> Given information:
»»
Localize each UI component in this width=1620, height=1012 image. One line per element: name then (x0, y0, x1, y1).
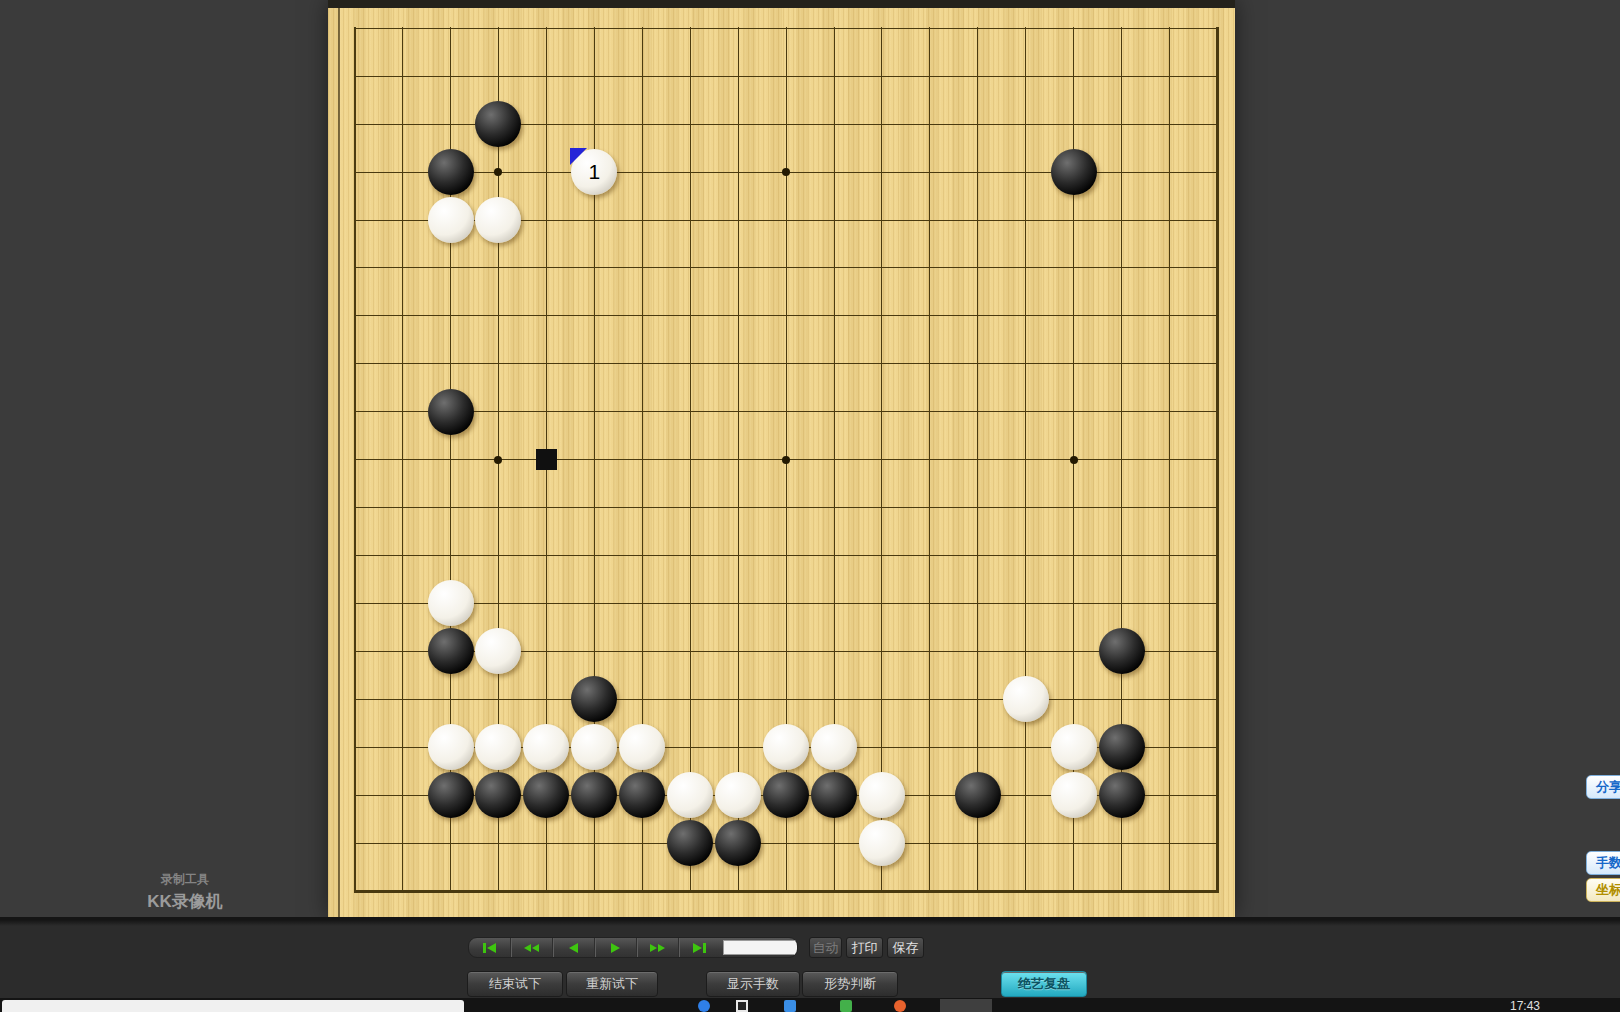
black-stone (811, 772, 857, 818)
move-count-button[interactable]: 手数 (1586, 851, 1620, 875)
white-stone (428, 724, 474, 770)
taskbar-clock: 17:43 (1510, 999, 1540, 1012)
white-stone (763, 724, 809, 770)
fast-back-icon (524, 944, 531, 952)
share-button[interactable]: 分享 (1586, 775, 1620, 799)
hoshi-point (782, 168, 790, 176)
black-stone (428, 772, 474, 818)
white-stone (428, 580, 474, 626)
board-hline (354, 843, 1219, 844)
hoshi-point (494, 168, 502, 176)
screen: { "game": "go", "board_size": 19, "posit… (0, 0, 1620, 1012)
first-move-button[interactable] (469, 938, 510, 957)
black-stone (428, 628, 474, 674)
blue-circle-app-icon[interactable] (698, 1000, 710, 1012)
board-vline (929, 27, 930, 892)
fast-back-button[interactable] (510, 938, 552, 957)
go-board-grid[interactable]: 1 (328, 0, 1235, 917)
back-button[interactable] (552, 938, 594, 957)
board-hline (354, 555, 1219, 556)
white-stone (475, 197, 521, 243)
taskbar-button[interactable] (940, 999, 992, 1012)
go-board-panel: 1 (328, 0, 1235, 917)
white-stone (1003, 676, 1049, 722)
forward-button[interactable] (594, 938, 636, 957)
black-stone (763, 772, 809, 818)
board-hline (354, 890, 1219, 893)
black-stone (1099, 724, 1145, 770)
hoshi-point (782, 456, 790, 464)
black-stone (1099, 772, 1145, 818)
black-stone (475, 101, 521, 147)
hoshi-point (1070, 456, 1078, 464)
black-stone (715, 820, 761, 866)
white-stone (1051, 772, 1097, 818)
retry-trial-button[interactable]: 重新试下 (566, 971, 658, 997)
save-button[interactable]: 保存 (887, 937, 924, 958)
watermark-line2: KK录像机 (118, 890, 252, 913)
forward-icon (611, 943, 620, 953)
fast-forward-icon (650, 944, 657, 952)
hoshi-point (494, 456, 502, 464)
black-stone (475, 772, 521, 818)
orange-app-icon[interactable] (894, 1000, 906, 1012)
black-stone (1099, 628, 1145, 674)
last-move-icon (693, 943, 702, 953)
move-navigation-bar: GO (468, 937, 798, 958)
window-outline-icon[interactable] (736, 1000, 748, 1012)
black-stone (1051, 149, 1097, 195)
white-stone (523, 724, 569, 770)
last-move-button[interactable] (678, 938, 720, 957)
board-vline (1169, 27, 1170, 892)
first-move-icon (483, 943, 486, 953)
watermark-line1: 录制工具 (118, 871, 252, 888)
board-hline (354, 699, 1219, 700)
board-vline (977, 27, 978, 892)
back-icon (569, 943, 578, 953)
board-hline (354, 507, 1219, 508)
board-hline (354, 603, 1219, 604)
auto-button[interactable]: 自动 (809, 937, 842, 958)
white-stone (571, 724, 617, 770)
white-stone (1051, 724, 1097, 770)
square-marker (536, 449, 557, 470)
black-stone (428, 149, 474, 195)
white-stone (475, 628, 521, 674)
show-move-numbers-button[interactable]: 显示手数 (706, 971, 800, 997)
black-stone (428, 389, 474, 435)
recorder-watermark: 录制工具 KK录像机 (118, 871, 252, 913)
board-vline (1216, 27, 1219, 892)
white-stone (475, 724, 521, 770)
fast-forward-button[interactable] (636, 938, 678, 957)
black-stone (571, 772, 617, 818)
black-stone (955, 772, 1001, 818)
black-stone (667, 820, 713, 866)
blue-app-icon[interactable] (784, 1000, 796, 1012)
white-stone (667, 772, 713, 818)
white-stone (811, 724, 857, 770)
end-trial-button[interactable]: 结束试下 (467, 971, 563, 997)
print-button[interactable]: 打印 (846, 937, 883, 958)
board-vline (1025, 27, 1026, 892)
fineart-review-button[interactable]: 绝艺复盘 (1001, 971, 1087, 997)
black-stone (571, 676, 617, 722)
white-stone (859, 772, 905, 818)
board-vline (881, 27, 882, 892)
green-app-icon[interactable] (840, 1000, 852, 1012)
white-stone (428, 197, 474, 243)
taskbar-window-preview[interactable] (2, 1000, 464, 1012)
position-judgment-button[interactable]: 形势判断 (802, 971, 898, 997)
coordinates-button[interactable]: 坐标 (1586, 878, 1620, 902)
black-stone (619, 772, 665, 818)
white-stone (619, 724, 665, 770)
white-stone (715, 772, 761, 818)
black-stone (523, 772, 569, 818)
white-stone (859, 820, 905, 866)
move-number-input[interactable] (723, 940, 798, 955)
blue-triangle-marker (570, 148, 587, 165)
««
»»
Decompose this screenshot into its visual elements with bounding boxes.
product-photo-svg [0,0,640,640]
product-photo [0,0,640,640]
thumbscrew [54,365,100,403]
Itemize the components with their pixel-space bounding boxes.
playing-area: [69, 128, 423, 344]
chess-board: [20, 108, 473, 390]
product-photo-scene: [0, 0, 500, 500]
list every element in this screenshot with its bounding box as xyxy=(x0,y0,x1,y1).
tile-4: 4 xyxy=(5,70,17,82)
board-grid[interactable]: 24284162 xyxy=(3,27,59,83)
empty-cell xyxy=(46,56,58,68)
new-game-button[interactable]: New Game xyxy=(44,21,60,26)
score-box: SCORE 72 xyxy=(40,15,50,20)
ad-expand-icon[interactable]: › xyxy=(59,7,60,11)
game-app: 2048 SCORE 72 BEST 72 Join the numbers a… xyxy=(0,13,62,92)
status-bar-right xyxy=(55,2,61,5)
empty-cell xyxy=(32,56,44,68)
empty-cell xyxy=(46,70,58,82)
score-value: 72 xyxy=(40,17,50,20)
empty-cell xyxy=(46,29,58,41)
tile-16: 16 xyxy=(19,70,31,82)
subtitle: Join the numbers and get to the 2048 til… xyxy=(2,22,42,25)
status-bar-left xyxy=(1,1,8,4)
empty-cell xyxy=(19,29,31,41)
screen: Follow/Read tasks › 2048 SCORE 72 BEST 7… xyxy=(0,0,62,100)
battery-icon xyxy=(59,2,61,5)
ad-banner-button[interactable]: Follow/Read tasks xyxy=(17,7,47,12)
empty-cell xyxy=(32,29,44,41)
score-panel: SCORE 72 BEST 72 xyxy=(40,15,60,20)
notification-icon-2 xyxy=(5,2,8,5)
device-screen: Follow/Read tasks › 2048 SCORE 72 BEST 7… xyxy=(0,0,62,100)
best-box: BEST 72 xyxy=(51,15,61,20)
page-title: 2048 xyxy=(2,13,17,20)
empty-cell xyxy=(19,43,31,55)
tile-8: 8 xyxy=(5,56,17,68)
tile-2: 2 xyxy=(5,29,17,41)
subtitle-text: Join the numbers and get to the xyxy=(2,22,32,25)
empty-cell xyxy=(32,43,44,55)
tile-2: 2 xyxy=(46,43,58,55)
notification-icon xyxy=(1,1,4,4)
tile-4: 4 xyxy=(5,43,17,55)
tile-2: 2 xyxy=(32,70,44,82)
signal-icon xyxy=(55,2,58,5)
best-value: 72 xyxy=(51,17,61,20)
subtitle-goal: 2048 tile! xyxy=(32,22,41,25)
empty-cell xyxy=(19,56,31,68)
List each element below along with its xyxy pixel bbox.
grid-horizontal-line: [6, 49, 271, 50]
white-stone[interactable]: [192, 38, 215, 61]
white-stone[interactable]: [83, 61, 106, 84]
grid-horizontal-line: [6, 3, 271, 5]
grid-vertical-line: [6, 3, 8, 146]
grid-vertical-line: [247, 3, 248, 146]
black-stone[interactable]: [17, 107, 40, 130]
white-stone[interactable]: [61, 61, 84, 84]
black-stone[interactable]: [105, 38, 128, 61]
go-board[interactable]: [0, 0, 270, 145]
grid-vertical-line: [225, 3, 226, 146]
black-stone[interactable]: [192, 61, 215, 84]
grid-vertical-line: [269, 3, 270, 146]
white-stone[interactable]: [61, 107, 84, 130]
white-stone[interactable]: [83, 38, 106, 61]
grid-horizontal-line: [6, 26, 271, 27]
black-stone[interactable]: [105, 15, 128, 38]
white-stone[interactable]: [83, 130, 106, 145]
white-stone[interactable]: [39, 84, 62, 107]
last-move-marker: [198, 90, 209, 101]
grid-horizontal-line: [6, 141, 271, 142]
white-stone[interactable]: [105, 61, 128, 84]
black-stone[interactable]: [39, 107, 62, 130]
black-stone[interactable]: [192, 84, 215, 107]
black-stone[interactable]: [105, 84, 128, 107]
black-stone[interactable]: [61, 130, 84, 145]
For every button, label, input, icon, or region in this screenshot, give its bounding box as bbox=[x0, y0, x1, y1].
««
> Short task: Could you print the data unchanged, starting at the line that contains "black-stone (811, 772, 857, 818)" and stopping after the line that contains "board-hline (354, 699, 1219, 700)"?

> Written solution:
black-stone (811, 772, 857, 818)
move-count-button[interactable]: 手数 (1586, 851, 1620, 875)
white-stone (428, 724, 474, 770)
taskbar-clock: 17:43 (1510, 999, 1540, 1012)
white-stone (763, 724, 809, 770)
fast-back-icon (524, 944, 531, 952)
share-button[interactable]: 分享 (1586, 775, 1620, 799)
hoshi-point (782, 168, 790, 176)
black-stone (428, 772, 474, 818)
white-stone (428, 580, 474, 626)
board-hline (354, 843, 1219, 844)
hoshi-point (494, 168, 502, 176)
screen: { "game": "go", "board_size": 19, "posit… (0, 0, 1620, 1012)
first-move-button[interactable] (469, 938, 510, 957)
black-stone (428, 628, 474, 674)
blue-circle-app-icon[interactable] (698, 1000, 710, 1012)
board-vline (929, 27, 930, 892)
fast-back-button[interactable] (510, 938, 552, 957)
go-board-grid[interactable]: 1 (328, 0, 1235, 917)
back-button[interactable] (552, 938, 594, 957)
board-hline (354, 555, 1219, 556)
white-stone (475, 197, 521, 243)
taskbar-button[interactable] (940, 999, 992, 1012)
go-board-panel: 1 (328, 0, 1235, 917)
white-stone (1003, 676, 1049, 722)
forward-button[interactable] (594, 938, 636, 957)
black-stone (763, 772, 809, 818)
board-hline (354, 890, 1219, 893)
black-stone (1099, 724, 1145, 770)
hoshi-point (782, 456, 790, 464)
black-stone (1099, 772, 1145, 818)
black-stone (475, 101, 521, 147)
hoshi-point (1070, 456, 1078, 464)
black-stone (715, 820, 761, 866)
white-stone (1051, 772, 1097, 818)
retry-trial-button[interactable]: 重新试下 (566, 971, 658, 997)
save-button[interactable]: 保存 (887, 937, 924, 958)
watermark-line2: KK录像机 (118, 890, 252, 913)
forward-icon (611, 943, 620, 953)
fast-forward-icon (650, 944, 657, 952)
hoshi-point (494, 456, 502, 464)
black-stone (475, 772, 521, 818)
orange-app-icon[interactable] (894, 1000, 906, 1012)
black-stone (1099, 628, 1145, 674)
last-move-icon (693, 943, 702, 953)
move-navigation-bar: GO (468, 937, 798, 958)
window-outline-icon[interactable] (736, 1000, 748, 1012)
black-stone (1051, 149, 1097, 195)
white-stone (523, 724, 569, 770)
last-move-button[interactable] (678, 938, 720, 957)
board-vline (1169, 27, 1170, 892)
first-move-icon (483, 943, 486, 953)
watermark-line1: 录制工具 (118, 871, 252, 888)
board-hline (354, 699, 1219, 700)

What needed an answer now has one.